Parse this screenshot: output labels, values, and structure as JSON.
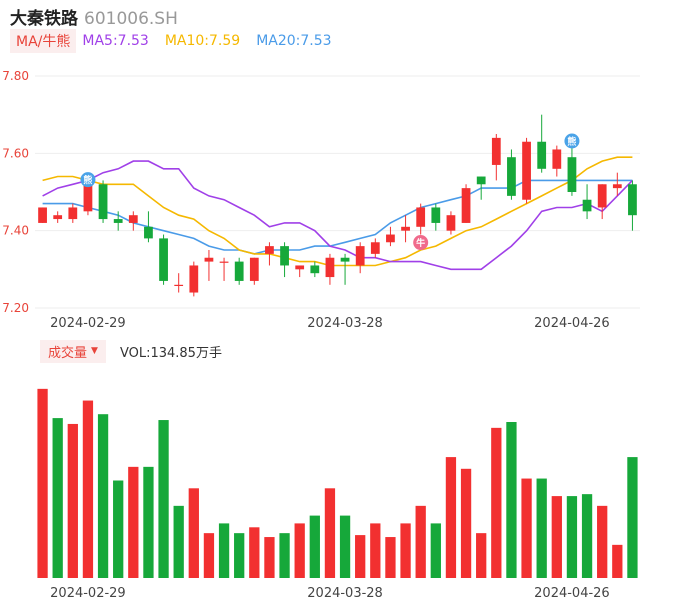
{
  "header": {
    "name": "大秦铁路",
    "code": "601006.SH"
  },
  "ma_legend": {
    "tag": "MA/牛熊",
    "items": [
      {
        "label": "MA5:7.53",
        "color": "#a040e8"
      },
      {
        "label": "MA10:7.59",
        "color": "#f5b800"
      },
      {
        "label": "MA20:7.53",
        "color": "#4a9be8"
      }
    ]
  },
  "volume_legend": {
    "tag": "成交量",
    "value_label": "VOL:134.85万手"
  },
  "colors": {
    "up": "#f23030",
    "down": "#16a83a",
    "grid": "#eeeeee",
    "axis_text": "#666666",
    "price_text": "#e8443a"
  },
  "markers": [
    {
      "index": 3,
      "text": "熊",
      "color": "#4aa3e8"
    },
    {
      "index": 25,
      "text": "牛",
      "color": "#f06a8c"
    },
    {
      "index": 35,
      "text": "熊",
      "color": "#4aa3e8"
    }
  ],
  "chart_data": [
    {
      "type": "candlestick",
      "title": "",
      "ylim": [
        7.2,
        7.8
      ],
      "y_ticks": [
        "7.80",
        "7.60",
        "7.40",
        "7.20"
      ],
      "x_ticks": [
        {
          "index": 3,
          "label": "2024-02-29"
        },
        {
          "index": 20,
          "label": "2024-03-28"
        },
        {
          "index": 35,
          "label": "2024-04-26"
        }
      ],
      "candles": [
        {
          "o": 7.42,
          "c": 7.46,
          "h": 7.46,
          "l": 7.42
        },
        {
          "o": 7.43,
          "c": 7.44,
          "h": 7.45,
          "l": 7.42
        },
        {
          "o": 7.43,
          "c": 7.46,
          "h": 7.47,
          "l": 7.42
        },
        {
          "o": 7.45,
          "c": 7.54,
          "h": 7.55,
          "l": 7.44
        },
        {
          "o": 7.52,
          "c": 7.43,
          "h": 7.53,
          "l": 7.42
        },
        {
          "o": 7.43,
          "c": 7.42,
          "h": 7.45,
          "l": 7.4
        },
        {
          "o": 7.42,
          "c": 7.44,
          "h": 7.45,
          "l": 7.4
        },
        {
          "o": 7.41,
          "c": 7.38,
          "h": 7.45,
          "l": 7.37
        },
        {
          "o": 7.38,
          "c": 7.27,
          "h": 7.39,
          "l": 7.26
        },
        {
          "o": 7.26,
          "c": 7.26,
          "h": 7.29,
          "l": 7.24
        },
        {
          "o": 7.24,
          "c": 7.31,
          "h": 7.32,
          "l": 7.23
        },
        {
          "o": 7.32,
          "c": 7.33,
          "h": 7.35,
          "l": 7.27
        },
        {
          "o": 7.32,
          "c": 7.32,
          "h": 7.33,
          "l": 7.27
        },
        {
          "o": 7.32,
          "c": 7.27,
          "h": 7.33,
          "l": 7.26
        },
        {
          "o": 7.27,
          "c": 7.33,
          "h": 7.33,
          "l": 7.26
        },
        {
          "o": 7.34,
          "c": 7.36,
          "h": 7.37,
          "l": 7.31
        },
        {
          "o": 7.36,
          "c": 7.31,
          "h": 7.37,
          "l": 7.28
        },
        {
          "o": 7.3,
          "c": 7.31,
          "h": 7.31,
          "l": 7.28
        },
        {
          "o": 7.31,
          "c": 7.29,
          "h": 7.32,
          "l": 7.28
        },
        {
          "o": 7.28,
          "c": 7.33,
          "h": 7.34,
          "l": 7.26
        },
        {
          "o": 7.33,
          "c": 7.32,
          "h": 7.34,
          "l": 7.26
        },
        {
          "o": 7.31,
          "c": 7.36,
          "h": 7.37,
          "l": 7.29
        },
        {
          "o": 7.34,
          "c": 7.37,
          "h": 7.38,
          "l": 7.33
        },
        {
          "o": 7.37,
          "c": 7.39,
          "h": 7.41,
          "l": 7.36
        },
        {
          "o": 7.4,
          "c": 7.41,
          "h": 7.44,
          "l": 7.37
        },
        {
          "o": 7.41,
          "c": 7.46,
          "h": 7.47,
          "l": 7.39
        },
        {
          "o": 7.46,
          "c": 7.42,
          "h": 7.47,
          "l": 7.4
        },
        {
          "o": 7.4,
          "c": 7.44,
          "h": 7.45,
          "l": 7.39
        },
        {
          "o": 7.42,
          "c": 7.51,
          "h": 7.52,
          "l": 7.42
        },
        {
          "o": 7.54,
          "c": 7.52,
          "h": 7.54,
          "l": 7.48
        },
        {
          "o": 7.57,
          "c": 7.64,
          "h": 7.65,
          "l": 7.53
        },
        {
          "o": 7.59,
          "c": 7.49,
          "h": 7.61,
          "l": 7.48
        },
        {
          "o": 7.48,
          "c": 7.63,
          "h": 7.64,
          "l": 7.47
        },
        {
          "o": 7.63,
          "c": 7.56,
          "h": 7.7,
          "l": 7.55
        },
        {
          "o": 7.56,
          "c": 7.61,
          "h": 7.62,
          "l": 7.54
        },
        {
          "o": 7.59,
          "c": 7.5,
          "h": 7.65,
          "l": 7.49
        },
        {
          "o": 7.48,
          "c": 7.45,
          "h": 7.52,
          "l": 7.43
        },
        {
          "o": 7.46,
          "c": 7.52,
          "h": 7.52,
          "l": 7.43
        },
        {
          "o": 7.51,
          "c": 7.52,
          "h": 7.55,
          "l": 7.49
        },
        {
          "o": 7.52,
          "c": 7.44,
          "h": 7.53,
          "l": 7.4
        }
      ],
      "ma5": [
        7.49,
        7.51,
        7.52,
        7.53,
        7.55,
        7.56,
        7.58,
        7.58,
        7.56,
        7.56,
        7.51,
        7.49,
        7.48,
        7.46,
        7.44,
        7.41,
        7.42,
        7.42,
        7.4,
        7.36,
        7.35,
        7.33,
        7.33,
        7.32,
        7.32,
        7.32,
        7.31,
        7.3,
        7.3,
        7.3,
        7.33,
        7.36,
        7.4,
        7.45,
        7.46,
        7.46,
        7.47,
        7.45,
        7.49,
        7.53
      ],
      "ma10": [
        7.53,
        7.54,
        7.54,
        7.53,
        7.52,
        7.52,
        7.52,
        7.49,
        7.46,
        7.44,
        7.43,
        7.4,
        7.38,
        7.35,
        7.34,
        7.34,
        7.33,
        7.32,
        7.32,
        7.31,
        7.31,
        7.31,
        7.31,
        7.32,
        7.33,
        7.35,
        7.36,
        7.38,
        7.4,
        7.41,
        7.43,
        7.45,
        7.47,
        7.49,
        7.51,
        7.53,
        7.56,
        7.58,
        7.59,
        7.59
      ],
      "ma20": [
        7.47,
        7.47,
        7.47,
        7.46,
        7.45,
        7.44,
        7.42,
        7.41,
        7.4,
        7.39,
        7.38,
        7.36,
        7.35,
        7.35,
        7.34,
        7.35,
        7.35,
        7.35,
        7.36,
        7.36,
        7.37,
        7.38,
        7.39,
        7.42,
        7.44,
        7.46,
        7.47,
        7.48,
        7.49,
        7.51,
        7.51,
        7.51,
        7.53,
        7.53,
        7.53,
        7.53,
        7.53,
        7.53,
        7.53,
        7.53
      ]
    },
    {
      "type": "bar",
      "title": "",
      "ylim": [
        0,
        100
      ],
      "values": [
        97,
        82,
        79,
        91,
        84,
        50,
        57,
        57,
        81,
        37,
        46,
        23,
        28,
        23,
        26,
        21,
        23,
        28,
        32,
        46,
        32,
        22,
        28,
        21,
        28,
        37,
        28,
        62,
        56,
        23,
        77,
        80,
        51,
        51,
        42,
        42,
        43,
        37,
        17,
        62
      ],
      "directions": [
        "up",
        "down",
        "up",
        "up",
        "down",
        "down",
        "up",
        "down",
        "down",
        "down",
        "up",
        "up",
        "down",
        "down",
        "up",
        "up",
        "down",
        "up",
        "down",
        "up",
        "down",
        "up",
        "up",
        "up",
        "up",
        "up",
        "down",
        "up",
        "up",
        "up",
        "up",
        "down",
        "up",
        "down",
        "up",
        "down",
        "down",
        "up",
        "up",
        "down"
      ]
    }
  ]
}
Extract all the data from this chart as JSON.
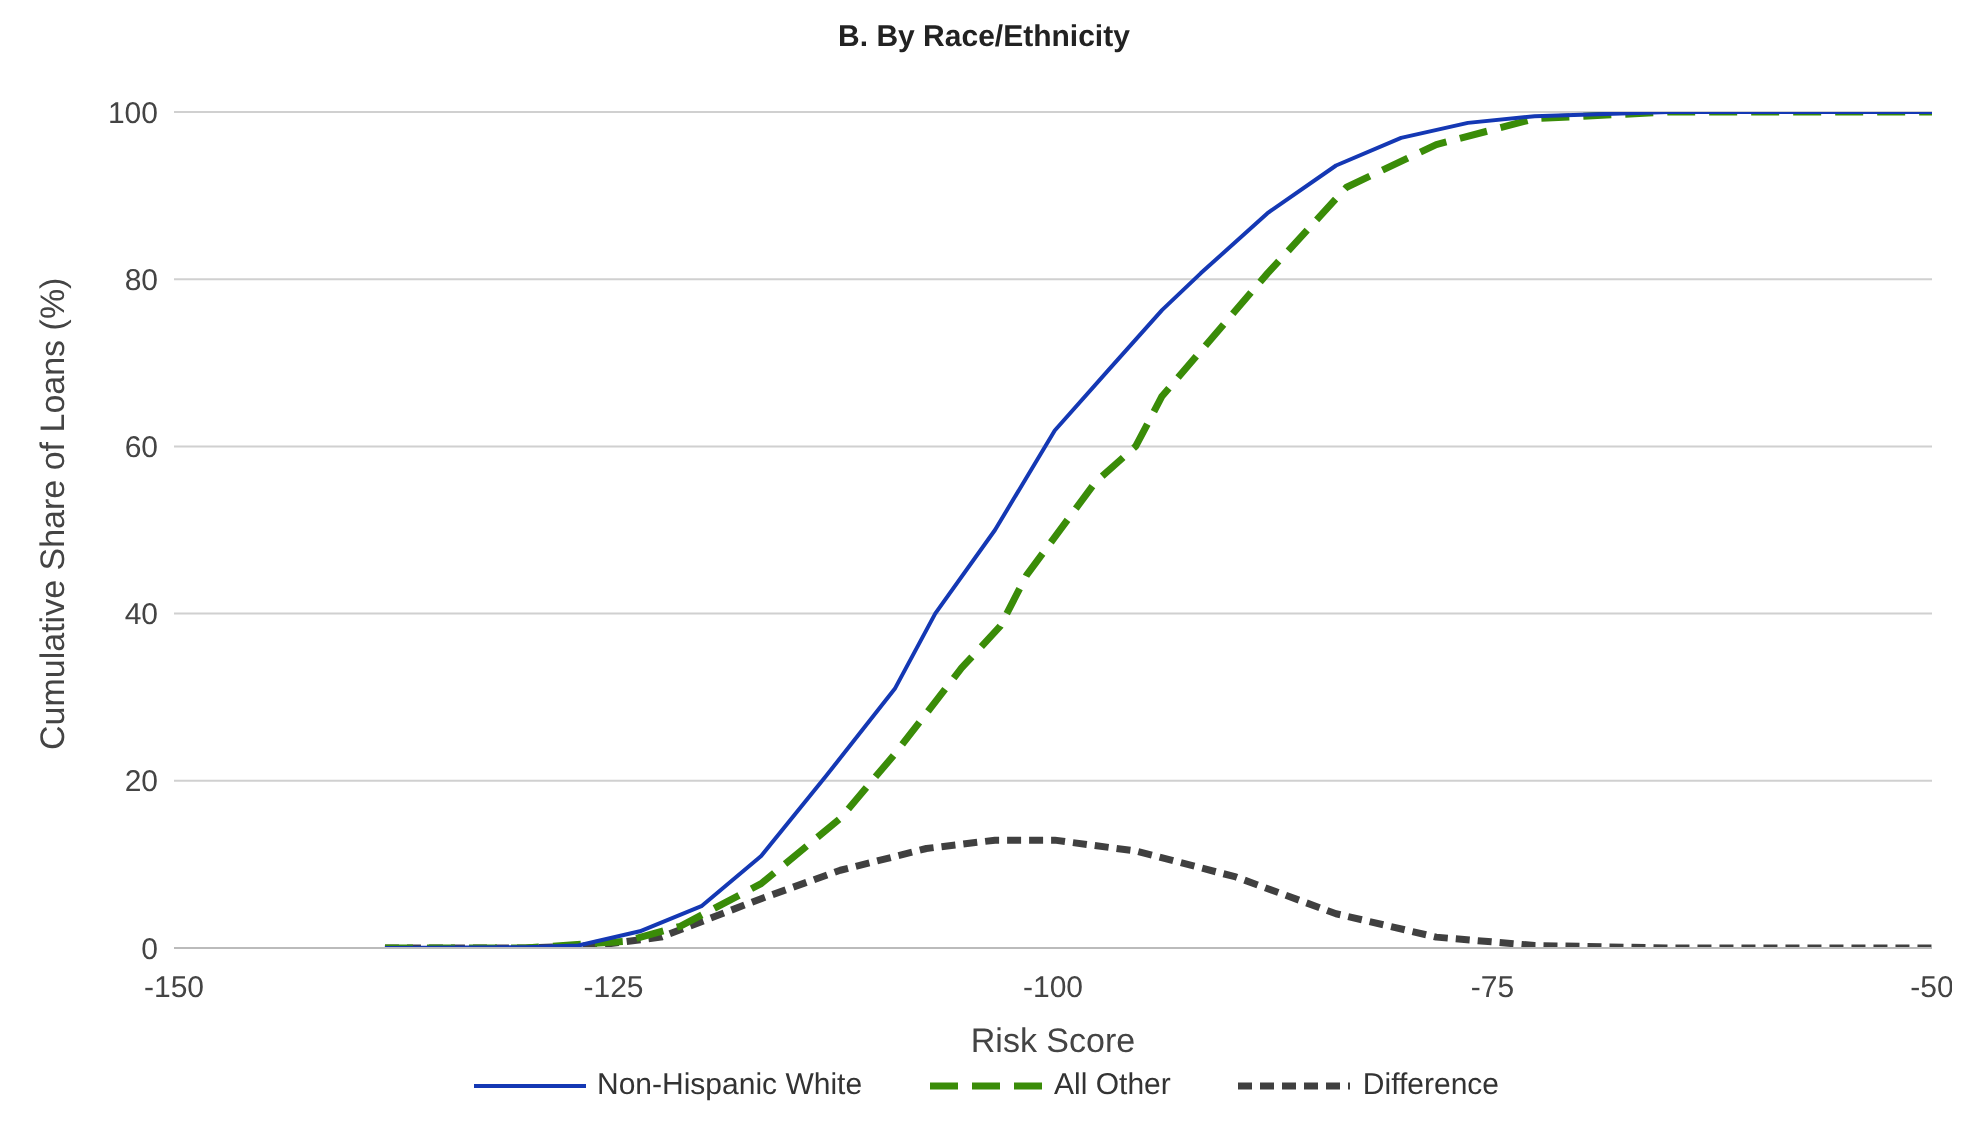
{
  "chart_data": {
    "type": "line",
    "title": "B. By Race/Ethnicity",
    "xlabel": "Risk Score",
    "ylabel": "Cumulative Share of Loans (%)",
    "xlim": [
      -150,
      -50
    ],
    "xticks": [
      -150,
      -125,
      -100,
      -75,
      -50
    ],
    "ylim": [
      0,
      100
    ],
    "yticks": [
      0,
      20,
      40,
      60,
      80,
      100
    ],
    "grid": "y",
    "legend": "bottom",
    "marker": "none",
    "series": [
      {
        "name": "Non-Hispanic White",
        "color": "#1438b4",
        "line_style": "solid",
        "x": [
          -138,
          -130,
          -127,
          -123.5,
          -120,
          -116.6,
          -112.9,
          -109,
          -106.7,
          -103.3,
          -99.9,
          -96.9,
          -93.8,
          -91.6,
          -87.8,
          -83.9,
          -80.2,
          -76.4,
          -72.6,
          -65,
          -50
        ],
        "values": [
          0,
          0.1,
          0.3,
          2,
          5,
          11,
          20.6,
          31,
          40,
          50,
          61.9,
          69,
          76.3,
          80.7,
          87.9,
          93.6,
          96.9,
          98.7,
          99.5,
          100,
          100
        ]
      },
      {
        "name": "All Other",
        "color": "#3a8c08",
        "line_style": "dashed",
        "x": [
          -138,
          -130,
          -124.3,
          -121.2,
          -116.6,
          -112.1,
          -109,
          -105.2,
          -103,
          -101.5,
          -97.6,
          -95.3,
          -93.8,
          -87.8,
          -83.3,
          -78.2,
          -72.6,
          -65,
          -50
        ],
        "values": [
          0,
          0,
          0.8,
          2.6,
          7.7,
          15.5,
          23.2,
          33.5,
          38.5,
          44.6,
          55.7,
          60,
          66,
          80.7,
          91,
          96.1,
          99.2,
          100,
          100
        ]
      },
      {
        "name": "Difference",
        "color": "#404040",
        "line_style": "dotted",
        "x": [
          -138,
          -130,
          -126,
          -122.3,
          -116.6,
          -112.1,
          -107.2,
          -103.3,
          -99.9,
          -95.3,
          -89.6,
          -83.9,
          -78.2,
          -72.6,
          -65,
          -50
        ],
        "values": [
          0,
          0,
          0.3,
          1.3,
          5.9,
          9.3,
          11.9,
          12.9,
          12.9,
          11.6,
          8.5,
          4.1,
          1.3,
          0.3,
          0,
          0
        ]
      }
    ]
  }
}
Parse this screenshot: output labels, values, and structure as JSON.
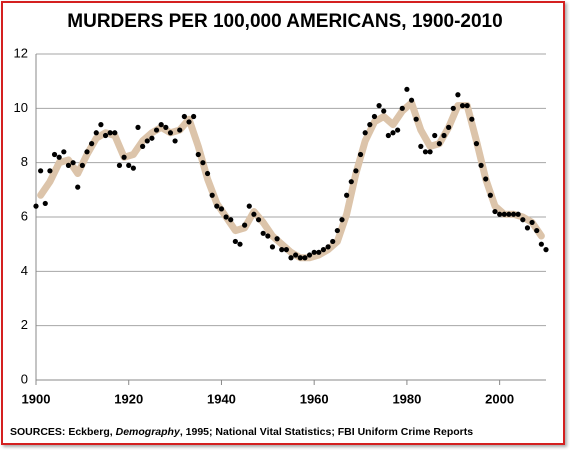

----

## SET PROBLEM
Scan the records above and report how many lines include the word "index", without any other text.

## THE SOLUTION
6